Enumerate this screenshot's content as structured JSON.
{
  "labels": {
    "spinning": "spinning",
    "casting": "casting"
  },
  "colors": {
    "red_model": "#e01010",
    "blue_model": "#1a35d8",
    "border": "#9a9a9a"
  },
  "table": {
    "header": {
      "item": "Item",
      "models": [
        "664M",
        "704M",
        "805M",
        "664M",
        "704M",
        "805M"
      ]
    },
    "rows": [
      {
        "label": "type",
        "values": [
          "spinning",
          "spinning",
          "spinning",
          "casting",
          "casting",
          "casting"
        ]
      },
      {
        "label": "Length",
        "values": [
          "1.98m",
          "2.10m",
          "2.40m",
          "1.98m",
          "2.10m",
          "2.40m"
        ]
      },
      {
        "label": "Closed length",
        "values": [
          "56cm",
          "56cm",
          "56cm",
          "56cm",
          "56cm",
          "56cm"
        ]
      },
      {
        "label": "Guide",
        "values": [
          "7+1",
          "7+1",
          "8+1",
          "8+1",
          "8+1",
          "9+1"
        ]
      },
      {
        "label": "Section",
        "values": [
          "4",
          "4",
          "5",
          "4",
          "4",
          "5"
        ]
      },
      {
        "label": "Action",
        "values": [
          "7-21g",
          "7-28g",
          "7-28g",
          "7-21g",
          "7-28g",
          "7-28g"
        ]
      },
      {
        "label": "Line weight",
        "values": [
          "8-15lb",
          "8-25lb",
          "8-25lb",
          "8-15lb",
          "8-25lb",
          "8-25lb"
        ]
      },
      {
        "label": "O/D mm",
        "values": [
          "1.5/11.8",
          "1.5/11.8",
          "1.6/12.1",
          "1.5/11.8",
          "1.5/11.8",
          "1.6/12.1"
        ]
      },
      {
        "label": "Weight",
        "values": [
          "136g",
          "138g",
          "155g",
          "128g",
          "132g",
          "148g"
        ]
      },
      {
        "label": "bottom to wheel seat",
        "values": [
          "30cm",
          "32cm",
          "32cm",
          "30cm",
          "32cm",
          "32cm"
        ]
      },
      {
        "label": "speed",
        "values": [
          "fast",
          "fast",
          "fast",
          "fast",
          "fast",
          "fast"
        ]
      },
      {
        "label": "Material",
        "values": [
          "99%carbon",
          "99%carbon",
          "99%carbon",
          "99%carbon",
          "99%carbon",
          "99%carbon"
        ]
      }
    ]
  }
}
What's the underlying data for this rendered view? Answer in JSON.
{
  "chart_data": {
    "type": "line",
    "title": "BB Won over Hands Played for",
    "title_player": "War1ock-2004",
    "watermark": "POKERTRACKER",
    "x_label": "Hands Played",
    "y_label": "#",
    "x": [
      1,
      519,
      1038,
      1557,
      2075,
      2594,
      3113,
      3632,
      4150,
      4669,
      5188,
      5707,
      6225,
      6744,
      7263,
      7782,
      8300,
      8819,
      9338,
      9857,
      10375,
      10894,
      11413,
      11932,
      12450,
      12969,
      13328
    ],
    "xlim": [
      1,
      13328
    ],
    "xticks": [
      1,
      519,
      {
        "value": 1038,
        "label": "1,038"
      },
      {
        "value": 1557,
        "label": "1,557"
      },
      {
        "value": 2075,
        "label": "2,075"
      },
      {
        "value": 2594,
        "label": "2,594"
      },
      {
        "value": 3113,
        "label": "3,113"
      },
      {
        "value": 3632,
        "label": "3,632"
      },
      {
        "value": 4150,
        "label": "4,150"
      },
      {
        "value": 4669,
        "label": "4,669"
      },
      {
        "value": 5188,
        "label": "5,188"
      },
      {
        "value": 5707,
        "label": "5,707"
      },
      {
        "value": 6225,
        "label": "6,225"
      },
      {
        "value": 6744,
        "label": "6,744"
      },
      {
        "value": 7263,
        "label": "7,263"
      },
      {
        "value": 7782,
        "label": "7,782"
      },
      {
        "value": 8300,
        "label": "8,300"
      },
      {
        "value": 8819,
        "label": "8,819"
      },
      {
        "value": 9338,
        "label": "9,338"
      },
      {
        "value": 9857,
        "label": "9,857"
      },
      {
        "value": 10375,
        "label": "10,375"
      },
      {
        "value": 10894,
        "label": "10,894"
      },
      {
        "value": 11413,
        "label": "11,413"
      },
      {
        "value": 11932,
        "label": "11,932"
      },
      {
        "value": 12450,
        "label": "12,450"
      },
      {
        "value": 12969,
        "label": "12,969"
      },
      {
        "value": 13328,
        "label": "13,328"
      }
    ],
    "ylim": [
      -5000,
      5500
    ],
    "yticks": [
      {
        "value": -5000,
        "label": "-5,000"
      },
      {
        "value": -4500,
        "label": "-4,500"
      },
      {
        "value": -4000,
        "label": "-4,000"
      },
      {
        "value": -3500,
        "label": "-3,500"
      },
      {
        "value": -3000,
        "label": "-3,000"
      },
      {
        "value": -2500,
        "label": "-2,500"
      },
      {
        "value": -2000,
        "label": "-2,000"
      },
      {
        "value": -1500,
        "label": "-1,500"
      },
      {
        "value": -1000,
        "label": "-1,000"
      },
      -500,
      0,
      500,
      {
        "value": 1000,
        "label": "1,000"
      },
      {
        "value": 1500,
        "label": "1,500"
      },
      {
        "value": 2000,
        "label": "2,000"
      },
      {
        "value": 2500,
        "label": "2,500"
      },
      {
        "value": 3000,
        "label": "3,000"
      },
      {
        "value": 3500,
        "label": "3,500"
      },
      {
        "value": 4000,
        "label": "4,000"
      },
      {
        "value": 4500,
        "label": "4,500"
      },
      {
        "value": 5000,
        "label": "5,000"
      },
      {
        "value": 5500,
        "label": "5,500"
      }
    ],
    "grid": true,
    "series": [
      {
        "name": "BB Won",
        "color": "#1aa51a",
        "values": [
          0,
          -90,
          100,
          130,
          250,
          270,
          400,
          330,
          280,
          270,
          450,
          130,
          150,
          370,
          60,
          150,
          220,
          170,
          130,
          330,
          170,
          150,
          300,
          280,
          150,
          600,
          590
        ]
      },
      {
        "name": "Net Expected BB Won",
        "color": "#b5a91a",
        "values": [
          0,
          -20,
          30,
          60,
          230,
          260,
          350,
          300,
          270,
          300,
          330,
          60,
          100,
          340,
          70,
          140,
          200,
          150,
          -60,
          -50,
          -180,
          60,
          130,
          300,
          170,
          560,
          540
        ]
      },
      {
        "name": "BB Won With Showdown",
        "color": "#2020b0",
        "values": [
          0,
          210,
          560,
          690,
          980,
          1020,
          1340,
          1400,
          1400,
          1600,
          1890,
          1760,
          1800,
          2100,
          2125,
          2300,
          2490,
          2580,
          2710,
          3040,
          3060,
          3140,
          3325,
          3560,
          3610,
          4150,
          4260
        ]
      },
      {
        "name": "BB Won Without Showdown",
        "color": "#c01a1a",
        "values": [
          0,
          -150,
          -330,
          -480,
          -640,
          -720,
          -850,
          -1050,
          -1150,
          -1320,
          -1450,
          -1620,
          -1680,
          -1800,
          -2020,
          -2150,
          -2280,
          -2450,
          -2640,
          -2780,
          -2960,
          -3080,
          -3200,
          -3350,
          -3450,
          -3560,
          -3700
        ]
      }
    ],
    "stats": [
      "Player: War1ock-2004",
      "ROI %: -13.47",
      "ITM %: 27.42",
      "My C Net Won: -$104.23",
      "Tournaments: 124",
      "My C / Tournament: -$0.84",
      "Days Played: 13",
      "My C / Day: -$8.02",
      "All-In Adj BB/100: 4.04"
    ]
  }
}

◆ SET TASK: Above are the records; copy all of them exactly.

◆ EXERCISE OUTPUT:
Enumerate this screenshot's content as structured JSON.
{
  "labels": {
    "spinning": "spinning",
    "casting": "casting"
  },
  "colors": {
    "red_model": "#e01010",
    "blue_model": "#1a35d8",
    "border": "#9a9a9a"
  },
  "table": {
    "header": {
      "item": "Item",
      "models": [
        "664M",
        "704M",
        "805M",
        "664M",
        "704M",
        "805M"
      ]
    },
    "rows": [
      {
        "label": "type",
        "values": [
          "spinning",
          "spinning",
          "spinning",
          "casting",
          "casting",
          "casting"
        ]
      },
      {
        "label": "Length",
        "values": [
          "1.98m",
          "2.10m",
          "2.40m",
          "1.98m",
          "2.10m",
          "2.40m"
        ]
      },
      {
        "label": "Closed length",
        "values": [
          "56cm",
          "56cm",
          "56cm",
          "56cm",
          "56cm",
          "56cm"
        ]
      },
      {
        "label": "Guide",
        "values": [
          "7+1",
          "7+1",
          "8+1",
          "8+1",
          "8+1",
          "9+1"
        ]
      },
      {
        "label": "Section",
        "values": [
          "4",
          "4",
          "5",
          "4",
          "4",
          "5"
        ]
      },
      {
        "label": "Action",
        "values": [
          "7-21g",
          "7-28g",
          "7-28g",
          "7-21g",
          "7-28g",
          "7-28g"
        ]
      },
      {
        "label": "Line weight",
        "values": [
          "8-15lb",
          "8-25lb",
          "8-25lb",
          "8-15lb",
          "8-25lb",
          "8-25lb"
        ]
      },
      {
        "label": "O/D mm",
        "values": [
          "1.5/11.8",
          "1.5/11.8",
          "1.6/12.1",
          "1.5/11.8",
          "1.5/11.8",
          "1.6/12.1"
        ]
      },
      {
        "label": "Weight",
        "values": [
          "136g",
          "138g",
          "155g",
          "128g",
          "132g",
          "148g"
        ]
      },
      {
        "label": "bottom to wheel seat",
        "values": [
          "30cm",
          "32cm",
          "32cm",
          "30cm",
          "32cm",
          "32cm"
        ]
      },
      {
        "label": "speed",
        "values": [
          "fast",
          "fast",
          "fast",
          "fast",
          "fast",
          "fast"
        ]
      },
      {
        "label": "Material",
        "values": [
          "99%carbon",
          "99%carbon",
          "99%carbon",
          "99%carbon",
          "99%carbon",
          "99%carbon"
        ]
      }
    ]
  }
}
What's the underlying data for this rendered view? Answer in JSON.
{
  "chart_data": {
    "type": "line",
    "title": "BB Won over Hands Played for",
    "title_player": "War1ock-2004",
    "watermark": "POKERTRACKER",
    "x_label": "Hands Played",
    "y_label": "#",
    "x": [
      1,
      519,
      1038,
      1557,
      2075,
      2594,
      3113,
      3632,
      4150,
      4669,
      5188,
      5707,
      6225,
      6744,
      7263,
      7782,
      8300,
      8819,
      9338,
      9857,
      10375,
      10894,
      11413,
      11932,
      12450,
      12969,
      13328
    ],
    "xlim": [
      1,
      13328
    ],
    "xticks": [
      1,
      519,
      {
        "value": 1038,
        "label": "1,038"
      },
      {
        "value": 1557,
        "label": "1,557"
      },
      {
        "value": 2075,
        "label": "2,075"
      },
      {
        "value": 2594,
        "label": "2,594"
      },
      {
        "value": 3113,
        "label": "3,113"
      },
      {
        "value": 3632,
        "label": "3,632"
      },
      {
        "value": 4150,
        "label": "4,150"
      },
      {
        "value": 4669,
        "label": "4,669"
      },
      {
        "value": 5188,
        "label": "5,188"
      },
      {
        "value": 5707,
        "label": "5,707"
      },
      {
        "value": 6225,
        "label": "6,225"
      },
      {
        "value": 6744,
        "label": "6,744"
      },
      {
        "value": 7263,
        "label": "7,263"
      },
      {
        "value": 7782,
        "label": "7,782"
      },
      {
        "value": 8300,
        "label": "8,300"
      },
      {
        "value": 8819,
        "label": "8,819"
      },
      {
        "value": 9338,
        "label": "9,338"
      },
      {
        "value": 9857,
        "label": "9,857"
      },
      {
        "value": 10375,
        "label": "10,375"
      },
      {
        "value": 10894,
        "label": "10,894"
      },
      {
        "value": 11413,
        "label": "11,413"
      },
      {
        "value": 11932,
        "label": "11,932"
      },
      {
        "value": 12450,
        "label": "12,450"
      },
      {
        "value": 12969,
        "label": "12,969"
      },
      {
        "value": 13328,
        "label": "13,328"
      }
    ],
    "ylim": [
      -5000,
      5500
    ],
    "yticks": [
      {
        "value": -5000,
        "label": "-5,000"
      },
      {
        "value": -4500,
        "label": "-4,500"
      },
      {
        "value": -4000,
        "label": "-4,000"
      },
      {
        "value": -3500,
        "label": "-3,500"
      },
      {
        "value": -3000,
        "label": "-3,000"
      },
      {
        "value": -2500,
        "label": "-2,500"
      },
      {
        "value": -2000,
        "label": "-2,000"
      },
      {
        "value": -1500,
        "label": "-1,500"
      },
      {
        "value": -1000,
        "label": "-1,000"
      },
      -500,
      0,
      500,
      {
        "value": 1000,
        "label": "1,000"
      },
      {
        "value": 1500,
        "label": "1,500"
      },
      {
        "value": 2000,
        "label": "2,000"
      },
      {
        "value": 2500,
        "label": "2,500"
      },
      {
        "value": 3000,
        "label": "3,000"
      },
      {
        "value": 3500,
        "label": "3,500"
      },
      {
        "value": 4000,
        "label": "4,000"
      },
      {
        "value": 4500,
        "label": "4,500"
      },
      {
        "value": 5000,
        "label": "5,000"
      },
      {
        "value": 5500,
        "label": "5,500"
      }
    ],
    "grid": true,
    "series": [
      {
        "name": "BB Won",
        "color": "#1aa51a",
        "values": [
          0,
          -90,
          100,
          130,
          250,
          270,
          400,
          330,
          280,
          270,
          450,
          130,
          150,
          370,
          60,
          150,
          220,
          170,
          130,
          330,
          170,
          150,
          300,
          280,
          150,
          600,
          590
        ]
      },
      {
        "name": "Net Expected BB Won",
        "color": "#b5a91a",
        "values": [
          0,
          -20,
          30,
          60,
          230,
          260,
          350,
          300,
          270,
          300,
          330,
          60,
          100,
          340,
          70,
          140,
          200,
          150,
          -60,
          -50,
          -180,
          60,
          130,
          300,
          170,
          560,
          540
        ]
      },
      {
        "name": "BB Won With Showdown",
        "color": "#2020b0",
        "values": [
          0,
          210,
          560,
          690,
          980,
          1020,
          1340,
          1400,
          1400,
          1600,
          1890,
          1760,
          1800,
          2100,
          2125,
          2300,
          2490,
          2580,
          2710,
          3040,
          3060,
          3140,
          3325,
          3560,
          3610,
          4150,
          4260
        ]
      },
      {
        "name": "BB Won Without Showdown",
        "color": "#c01a1a",
        "values": [
          0,
          -150,
          -330,
          -480,
          -640,
          -720,
          -850,
          -1050,
          -1150,
          -1320,
          -1450,
          -1620,
          -1680,
          -1800,
          -2020,
          -2150,
          -2280,
          -2450,
          -2640,
          -2780,
          -2960,
          -3080,
          -3200,
          -3350,
          -3450,
          -3560,
          -3700
        ]
      }
    ],
    "stats": [
      "Player: War1ock-2004",
      "ROI %: -13.47",
      "ITM %: 27.42",
      "My C Net Won: -$104.23",
      "Tournaments: 124",
      "My C / Tournament: -$0.84",
      "Days Played: 13",
      "My C / Day: -$8.02",
      "All-In Adj BB/100: 4.04"
    ]
  }
}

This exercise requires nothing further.